- [Instruction]: Reproduce every line of the following records word for word, keeping the original order.

- [Annotated element entries]:
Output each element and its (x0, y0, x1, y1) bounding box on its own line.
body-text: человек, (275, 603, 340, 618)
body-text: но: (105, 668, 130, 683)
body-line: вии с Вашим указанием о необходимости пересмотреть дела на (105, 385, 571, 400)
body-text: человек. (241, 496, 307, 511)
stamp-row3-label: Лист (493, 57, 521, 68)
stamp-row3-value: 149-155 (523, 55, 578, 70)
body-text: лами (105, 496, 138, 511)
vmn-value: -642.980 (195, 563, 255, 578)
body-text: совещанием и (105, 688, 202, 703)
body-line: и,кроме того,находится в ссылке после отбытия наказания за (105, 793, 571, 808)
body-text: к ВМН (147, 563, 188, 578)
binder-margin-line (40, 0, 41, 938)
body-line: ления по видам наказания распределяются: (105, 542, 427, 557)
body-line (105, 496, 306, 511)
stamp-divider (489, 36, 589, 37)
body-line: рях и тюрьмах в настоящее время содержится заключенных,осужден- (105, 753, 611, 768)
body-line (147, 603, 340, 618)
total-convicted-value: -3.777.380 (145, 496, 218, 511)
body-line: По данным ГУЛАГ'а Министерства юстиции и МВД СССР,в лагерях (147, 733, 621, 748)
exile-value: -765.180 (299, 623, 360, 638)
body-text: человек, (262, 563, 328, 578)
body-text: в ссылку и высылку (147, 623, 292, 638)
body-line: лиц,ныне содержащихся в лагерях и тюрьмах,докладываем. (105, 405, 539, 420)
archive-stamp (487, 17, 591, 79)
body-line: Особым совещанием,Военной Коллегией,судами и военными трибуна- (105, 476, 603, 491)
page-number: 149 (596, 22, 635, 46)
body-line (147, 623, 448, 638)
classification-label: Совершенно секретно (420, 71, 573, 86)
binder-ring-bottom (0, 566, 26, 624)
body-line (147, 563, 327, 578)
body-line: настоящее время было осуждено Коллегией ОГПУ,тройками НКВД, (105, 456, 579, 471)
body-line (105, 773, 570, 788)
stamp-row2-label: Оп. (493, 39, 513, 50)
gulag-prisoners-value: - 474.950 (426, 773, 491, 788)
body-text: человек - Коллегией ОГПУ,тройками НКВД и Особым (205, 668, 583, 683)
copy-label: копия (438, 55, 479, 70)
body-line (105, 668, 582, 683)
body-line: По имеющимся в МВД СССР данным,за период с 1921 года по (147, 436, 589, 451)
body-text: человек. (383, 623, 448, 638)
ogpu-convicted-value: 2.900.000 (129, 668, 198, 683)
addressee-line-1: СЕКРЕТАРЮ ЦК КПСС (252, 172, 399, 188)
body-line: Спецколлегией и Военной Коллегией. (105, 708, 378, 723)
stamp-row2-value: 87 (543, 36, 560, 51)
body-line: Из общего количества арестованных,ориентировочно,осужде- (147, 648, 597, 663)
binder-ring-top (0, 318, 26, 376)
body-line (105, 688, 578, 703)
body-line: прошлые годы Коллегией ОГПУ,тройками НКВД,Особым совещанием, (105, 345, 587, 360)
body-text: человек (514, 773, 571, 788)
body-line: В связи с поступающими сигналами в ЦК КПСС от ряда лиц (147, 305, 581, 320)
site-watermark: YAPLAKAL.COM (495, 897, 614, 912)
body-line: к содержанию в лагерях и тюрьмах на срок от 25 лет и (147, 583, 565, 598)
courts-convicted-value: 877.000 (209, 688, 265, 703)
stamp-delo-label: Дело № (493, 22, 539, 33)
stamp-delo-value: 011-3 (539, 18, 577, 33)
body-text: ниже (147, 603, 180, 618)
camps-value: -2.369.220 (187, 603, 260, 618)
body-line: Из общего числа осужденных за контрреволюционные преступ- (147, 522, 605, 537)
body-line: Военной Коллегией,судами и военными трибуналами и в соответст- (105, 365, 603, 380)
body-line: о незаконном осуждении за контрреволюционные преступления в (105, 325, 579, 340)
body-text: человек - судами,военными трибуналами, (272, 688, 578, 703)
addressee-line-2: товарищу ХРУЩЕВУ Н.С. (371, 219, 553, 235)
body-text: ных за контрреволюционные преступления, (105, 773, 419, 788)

- [Problem solution]:
Output each element and its (x0, y0, x1, y1) bounding box on its own line.
body-text: человек, (275, 603, 340, 618)
body-text: но: (105, 668, 130, 683)
body-line: вии с Вашим указанием о необходимости пересмотреть дела на (105, 385, 571, 400)
body-text: человек. (241, 496, 307, 511)
stamp-row3-label: Лист (493, 57, 521, 68)
stamp-row3-value: 149-155 (523, 55, 578, 70)
body-text: лами (105, 496, 138, 511)
vmn-value: -642.980 (195, 563, 255, 578)
body-text: совещанием и (105, 688, 202, 703)
body-line: и,кроме того,находится в ссылке после отбытия наказания за (105, 793, 571, 808)
body-text: к ВМН (147, 563, 188, 578)
binder-margin-line (40, 0, 41, 938)
body-line: ления по видам наказания распределяются: (105, 542, 427, 557)
body-line (105, 496, 306, 511)
stamp-divider (489, 36, 589, 37)
body-line: рях и тюрьмах в настоящее время содержится заключенных,осужден- (105, 753, 611, 768)
body-line (147, 603, 340, 618)
total-convicted-value: -3.777.380 (145, 496, 218, 511)
body-line: По данным ГУЛАГ'а Министерства юстиции и МВД СССР,в лагерях (147, 733, 621, 748)
exile-value: -765.180 (299, 623, 360, 638)
body-text: человек, (262, 563, 328, 578)
body-text: в ссылку и высылку (147, 623, 292, 638)
body-line: лиц,ныне содержащихся в лагерях и тюрьмах,докладываем. (105, 405, 539, 420)
archive-stamp (487, 17, 591, 79)
body-line: Особым совещанием,Военной Коллегией,судами и военными трибуна- (105, 476, 603, 491)
page-number: 149 (596, 22, 635, 46)
body-line (147, 623, 448, 638)
classification-label: Совершенно секретно (420, 71, 573, 86)
binder-ring-bottom (0, 566, 26, 624)
body-line (147, 563, 327, 578)
body-line: настоящее время было осуждено Коллегией ОГПУ,тройками НКВД, (105, 456, 579, 471)
body-line (105, 773, 570, 788)
stamp-row2-label: Оп. (493, 39, 513, 50)
gulag-prisoners-value: - 474.950 (426, 773, 491, 788)
body-text: человек - Коллегией ОГПУ,тройками НКВД и Особым (205, 668, 583, 683)
copy-label: копия (438, 55, 479, 70)
body-line (105, 668, 582, 683)
body-line: По имеющимся в МВД СССР данным,за период с 1921 года по (147, 436, 589, 451)
body-text: человек. (383, 623, 448, 638)
ogpu-convicted-value: 2.900.000 (129, 668, 198, 683)
addressee-line-1: СЕКРЕТАРЮ ЦК КПСС (252, 172, 399, 188)
body-line: Спецколлегией и Военной Коллегией. (105, 708, 378, 723)
stamp-row2-value: 87 (543, 36, 560, 51)
body-line: Из общего количества арестованных,ориентировочно,осужде- (147, 648, 597, 663)
binder-ring-top (0, 318, 26, 376)
body-line (105, 688, 578, 703)
body-line: прошлые годы Коллегией ОГПУ,тройками НКВД,Особым совещанием, (105, 345, 587, 360)
body-text: человек (514, 773, 571, 788)
body-line: В связи с поступающими сигналами в ЦК КПСС от ряда лиц (147, 305, 581, 320)
site-watermark: YAPLAKAL.COM (495, 897, 614, 912)
body-line: к содержанию в лагерях и тюрьмах на срок от 25 лет и (147, 583, 565, 598)
courts-convicted-value: 877.000 (209, 688, 265, 703)
stamp-delo-label: Дело № (493, 22, 539, 33)
stamp-delo-value: 011-3 (539, 18, 577, 33)
body-text: ниже (147, 603, 180, 618)
camps-value: -2.369.220 (187, 603, 260, 618)
body-line: Из общего числа осужденных за контрреволюционные преступ- (147, 522, 605, 537)
body-line: Военной Коллегией,судами и военными трибуналами и в соответст- (105, 365, 603, 380)
body-line: о незаконном осуждении за контрреволюционные преступления в (105, 325, 579, 340)
body-text: человек - судами,военными трибуналами, (272, 688, 578, 703)
addressee-line-2: товарищу ХРУЩЕВУ Н.С. (371, 219, 553, 235)
body-text: ных за контрреволюционные преступления, (105, 773, 419, 788)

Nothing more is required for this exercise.